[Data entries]
------------------------------------

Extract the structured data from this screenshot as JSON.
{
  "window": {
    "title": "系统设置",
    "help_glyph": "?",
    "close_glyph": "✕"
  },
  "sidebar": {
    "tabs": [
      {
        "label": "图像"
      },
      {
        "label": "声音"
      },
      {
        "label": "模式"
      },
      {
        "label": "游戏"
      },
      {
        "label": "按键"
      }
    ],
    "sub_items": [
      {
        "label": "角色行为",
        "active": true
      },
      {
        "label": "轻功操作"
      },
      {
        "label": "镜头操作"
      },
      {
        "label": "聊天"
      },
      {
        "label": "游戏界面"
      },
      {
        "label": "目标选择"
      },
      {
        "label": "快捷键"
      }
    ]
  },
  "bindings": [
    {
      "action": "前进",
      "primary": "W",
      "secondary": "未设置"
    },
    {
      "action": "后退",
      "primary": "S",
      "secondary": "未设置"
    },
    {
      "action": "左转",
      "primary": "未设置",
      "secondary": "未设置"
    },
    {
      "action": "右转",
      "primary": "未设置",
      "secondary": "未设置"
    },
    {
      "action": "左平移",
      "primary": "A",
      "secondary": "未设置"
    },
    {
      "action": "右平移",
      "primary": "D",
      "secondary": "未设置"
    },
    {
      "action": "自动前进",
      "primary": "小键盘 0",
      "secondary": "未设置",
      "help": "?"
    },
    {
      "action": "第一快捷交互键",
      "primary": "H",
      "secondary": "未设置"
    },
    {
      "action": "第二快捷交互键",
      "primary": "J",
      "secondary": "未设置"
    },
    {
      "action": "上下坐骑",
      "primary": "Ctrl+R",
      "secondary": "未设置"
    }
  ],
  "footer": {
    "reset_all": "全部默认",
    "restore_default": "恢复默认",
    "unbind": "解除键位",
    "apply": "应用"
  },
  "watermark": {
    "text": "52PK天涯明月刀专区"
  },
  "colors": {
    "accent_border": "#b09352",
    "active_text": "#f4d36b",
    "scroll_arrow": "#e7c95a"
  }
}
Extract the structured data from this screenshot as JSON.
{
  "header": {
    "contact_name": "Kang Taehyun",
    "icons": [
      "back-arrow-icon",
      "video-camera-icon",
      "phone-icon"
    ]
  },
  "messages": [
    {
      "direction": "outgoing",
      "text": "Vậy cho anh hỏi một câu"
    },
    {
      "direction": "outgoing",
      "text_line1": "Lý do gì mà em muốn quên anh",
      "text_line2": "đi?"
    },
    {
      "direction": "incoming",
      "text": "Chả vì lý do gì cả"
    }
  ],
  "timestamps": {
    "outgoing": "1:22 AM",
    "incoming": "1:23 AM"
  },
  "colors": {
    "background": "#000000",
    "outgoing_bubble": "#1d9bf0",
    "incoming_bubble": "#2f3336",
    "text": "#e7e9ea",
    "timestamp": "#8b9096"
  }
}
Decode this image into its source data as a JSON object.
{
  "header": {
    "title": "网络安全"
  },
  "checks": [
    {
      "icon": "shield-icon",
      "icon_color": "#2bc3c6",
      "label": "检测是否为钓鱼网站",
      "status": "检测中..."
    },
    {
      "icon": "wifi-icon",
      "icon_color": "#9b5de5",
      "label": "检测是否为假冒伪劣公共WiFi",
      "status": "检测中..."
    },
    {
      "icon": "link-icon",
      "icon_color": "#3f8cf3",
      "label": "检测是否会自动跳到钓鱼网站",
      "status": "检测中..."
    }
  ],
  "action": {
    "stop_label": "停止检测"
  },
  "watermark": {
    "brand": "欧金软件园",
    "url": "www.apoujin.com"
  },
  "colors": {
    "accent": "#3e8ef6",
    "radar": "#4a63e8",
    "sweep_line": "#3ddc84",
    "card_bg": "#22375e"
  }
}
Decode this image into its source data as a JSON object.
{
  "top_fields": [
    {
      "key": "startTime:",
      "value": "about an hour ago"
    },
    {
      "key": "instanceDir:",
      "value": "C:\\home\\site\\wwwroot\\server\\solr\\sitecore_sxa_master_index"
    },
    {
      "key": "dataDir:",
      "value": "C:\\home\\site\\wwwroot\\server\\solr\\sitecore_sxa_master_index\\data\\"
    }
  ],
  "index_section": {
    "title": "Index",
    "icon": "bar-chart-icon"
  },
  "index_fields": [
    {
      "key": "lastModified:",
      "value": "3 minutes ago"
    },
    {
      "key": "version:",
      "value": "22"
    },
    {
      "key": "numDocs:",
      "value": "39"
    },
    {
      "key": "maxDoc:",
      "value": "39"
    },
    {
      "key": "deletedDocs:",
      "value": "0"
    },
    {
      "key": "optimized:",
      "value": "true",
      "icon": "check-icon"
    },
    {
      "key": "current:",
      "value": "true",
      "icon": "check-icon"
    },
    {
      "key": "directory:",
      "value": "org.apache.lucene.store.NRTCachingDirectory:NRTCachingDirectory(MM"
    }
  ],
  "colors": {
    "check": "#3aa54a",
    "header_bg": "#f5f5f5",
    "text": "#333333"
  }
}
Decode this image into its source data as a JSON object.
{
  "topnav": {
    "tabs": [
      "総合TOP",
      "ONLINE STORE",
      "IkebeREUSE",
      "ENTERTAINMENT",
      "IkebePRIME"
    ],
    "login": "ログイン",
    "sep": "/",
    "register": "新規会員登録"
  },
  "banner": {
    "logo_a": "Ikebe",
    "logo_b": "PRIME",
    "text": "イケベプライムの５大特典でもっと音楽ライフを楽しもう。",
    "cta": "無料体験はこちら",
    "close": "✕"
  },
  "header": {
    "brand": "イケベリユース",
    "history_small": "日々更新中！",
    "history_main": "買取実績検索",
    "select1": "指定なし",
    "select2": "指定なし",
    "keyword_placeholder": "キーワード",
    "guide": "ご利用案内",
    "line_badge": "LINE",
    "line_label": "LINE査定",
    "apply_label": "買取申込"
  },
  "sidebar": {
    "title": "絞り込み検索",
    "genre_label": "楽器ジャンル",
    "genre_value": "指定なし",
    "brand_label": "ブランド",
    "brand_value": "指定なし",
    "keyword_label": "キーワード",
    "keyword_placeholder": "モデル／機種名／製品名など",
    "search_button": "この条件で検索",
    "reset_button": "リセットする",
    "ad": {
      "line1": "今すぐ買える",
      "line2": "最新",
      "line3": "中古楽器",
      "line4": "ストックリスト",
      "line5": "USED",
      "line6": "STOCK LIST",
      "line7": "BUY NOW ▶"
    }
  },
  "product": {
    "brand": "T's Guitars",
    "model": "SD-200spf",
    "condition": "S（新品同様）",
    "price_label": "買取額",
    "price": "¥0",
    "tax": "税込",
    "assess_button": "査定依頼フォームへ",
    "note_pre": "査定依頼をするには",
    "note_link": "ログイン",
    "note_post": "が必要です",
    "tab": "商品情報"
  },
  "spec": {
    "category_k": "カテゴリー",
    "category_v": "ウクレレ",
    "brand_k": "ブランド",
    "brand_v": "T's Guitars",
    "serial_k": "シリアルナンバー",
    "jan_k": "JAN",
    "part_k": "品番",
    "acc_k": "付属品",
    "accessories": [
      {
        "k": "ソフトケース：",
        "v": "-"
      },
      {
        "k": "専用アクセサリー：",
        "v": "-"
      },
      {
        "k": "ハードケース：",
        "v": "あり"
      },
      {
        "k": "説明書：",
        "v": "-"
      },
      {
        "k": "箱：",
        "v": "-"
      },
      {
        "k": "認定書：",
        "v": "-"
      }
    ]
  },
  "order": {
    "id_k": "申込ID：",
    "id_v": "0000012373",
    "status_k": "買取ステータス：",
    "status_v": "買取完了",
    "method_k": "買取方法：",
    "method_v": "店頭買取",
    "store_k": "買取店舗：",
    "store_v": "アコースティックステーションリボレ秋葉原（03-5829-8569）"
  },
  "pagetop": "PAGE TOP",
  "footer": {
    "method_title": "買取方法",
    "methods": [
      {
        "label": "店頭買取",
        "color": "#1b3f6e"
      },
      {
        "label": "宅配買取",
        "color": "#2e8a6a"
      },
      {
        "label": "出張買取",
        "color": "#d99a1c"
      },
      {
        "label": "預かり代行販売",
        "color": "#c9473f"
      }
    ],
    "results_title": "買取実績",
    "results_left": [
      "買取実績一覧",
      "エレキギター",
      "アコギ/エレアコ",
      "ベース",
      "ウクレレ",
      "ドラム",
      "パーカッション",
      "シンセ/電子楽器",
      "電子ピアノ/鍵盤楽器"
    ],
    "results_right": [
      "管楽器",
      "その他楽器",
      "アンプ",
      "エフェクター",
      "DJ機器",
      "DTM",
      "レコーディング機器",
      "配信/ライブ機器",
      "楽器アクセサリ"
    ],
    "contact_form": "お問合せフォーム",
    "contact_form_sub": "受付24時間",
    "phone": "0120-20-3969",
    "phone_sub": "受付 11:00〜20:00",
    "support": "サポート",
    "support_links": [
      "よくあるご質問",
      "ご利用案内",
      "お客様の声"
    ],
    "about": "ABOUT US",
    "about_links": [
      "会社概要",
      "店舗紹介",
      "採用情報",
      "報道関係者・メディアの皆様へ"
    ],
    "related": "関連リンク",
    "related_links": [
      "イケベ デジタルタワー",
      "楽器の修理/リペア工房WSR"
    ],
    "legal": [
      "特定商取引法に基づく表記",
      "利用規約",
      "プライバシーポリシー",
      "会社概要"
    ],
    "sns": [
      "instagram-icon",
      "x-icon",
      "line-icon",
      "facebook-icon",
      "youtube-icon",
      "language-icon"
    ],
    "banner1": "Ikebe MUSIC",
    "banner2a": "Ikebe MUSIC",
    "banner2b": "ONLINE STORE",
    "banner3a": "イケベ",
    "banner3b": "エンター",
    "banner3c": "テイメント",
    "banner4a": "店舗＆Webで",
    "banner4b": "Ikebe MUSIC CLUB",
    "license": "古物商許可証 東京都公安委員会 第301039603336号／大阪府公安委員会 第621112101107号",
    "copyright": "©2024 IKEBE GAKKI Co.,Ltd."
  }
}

------------------------------------

Written problem:
Tally every line of the listing that holds the string "指定なし", then give the number by itself.

Exercise response:
4